Written problem:
For the entries below, how many lines include the word "operating"? Give the figure and nothing more.
^^^^^^^^
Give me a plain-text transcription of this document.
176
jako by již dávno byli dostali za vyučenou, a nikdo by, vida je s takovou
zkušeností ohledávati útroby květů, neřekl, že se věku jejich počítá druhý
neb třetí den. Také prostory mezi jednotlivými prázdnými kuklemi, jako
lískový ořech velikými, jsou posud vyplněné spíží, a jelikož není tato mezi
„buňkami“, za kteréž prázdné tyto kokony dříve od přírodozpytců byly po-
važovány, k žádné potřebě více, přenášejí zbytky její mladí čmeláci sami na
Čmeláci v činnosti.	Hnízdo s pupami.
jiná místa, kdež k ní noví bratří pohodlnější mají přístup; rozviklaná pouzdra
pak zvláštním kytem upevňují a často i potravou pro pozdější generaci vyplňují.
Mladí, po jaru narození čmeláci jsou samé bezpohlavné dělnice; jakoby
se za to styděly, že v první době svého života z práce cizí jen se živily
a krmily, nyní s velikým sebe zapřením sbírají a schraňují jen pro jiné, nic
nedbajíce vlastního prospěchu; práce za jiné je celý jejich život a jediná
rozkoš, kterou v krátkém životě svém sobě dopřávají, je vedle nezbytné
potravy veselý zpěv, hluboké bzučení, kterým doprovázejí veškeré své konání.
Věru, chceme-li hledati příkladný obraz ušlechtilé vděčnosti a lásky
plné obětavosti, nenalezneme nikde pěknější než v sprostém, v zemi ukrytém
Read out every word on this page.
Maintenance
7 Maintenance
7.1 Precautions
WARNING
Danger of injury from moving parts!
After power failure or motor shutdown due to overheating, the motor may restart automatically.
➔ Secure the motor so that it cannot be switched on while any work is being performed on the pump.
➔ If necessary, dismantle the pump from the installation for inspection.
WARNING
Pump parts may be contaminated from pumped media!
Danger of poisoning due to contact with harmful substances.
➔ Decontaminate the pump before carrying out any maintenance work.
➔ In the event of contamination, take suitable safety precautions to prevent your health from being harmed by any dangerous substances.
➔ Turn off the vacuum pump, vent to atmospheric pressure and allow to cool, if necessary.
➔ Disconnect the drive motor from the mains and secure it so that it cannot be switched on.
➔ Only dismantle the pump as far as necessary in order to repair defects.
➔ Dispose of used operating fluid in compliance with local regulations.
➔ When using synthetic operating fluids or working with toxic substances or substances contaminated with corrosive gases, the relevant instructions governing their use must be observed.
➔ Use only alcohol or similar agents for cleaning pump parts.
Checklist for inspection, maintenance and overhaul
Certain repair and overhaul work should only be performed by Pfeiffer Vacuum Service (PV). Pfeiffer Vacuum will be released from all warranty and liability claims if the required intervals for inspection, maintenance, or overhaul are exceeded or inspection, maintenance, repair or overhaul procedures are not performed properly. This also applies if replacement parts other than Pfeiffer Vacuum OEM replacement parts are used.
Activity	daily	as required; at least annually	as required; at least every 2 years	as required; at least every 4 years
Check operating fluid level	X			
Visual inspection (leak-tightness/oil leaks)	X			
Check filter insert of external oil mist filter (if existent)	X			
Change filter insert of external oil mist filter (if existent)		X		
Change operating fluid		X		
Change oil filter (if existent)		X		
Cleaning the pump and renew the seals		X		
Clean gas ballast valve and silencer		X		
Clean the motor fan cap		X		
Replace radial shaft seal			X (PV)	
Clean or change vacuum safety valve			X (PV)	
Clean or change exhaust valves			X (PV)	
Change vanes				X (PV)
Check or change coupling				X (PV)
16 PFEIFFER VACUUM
^^^^^^^^
Problem solution:
4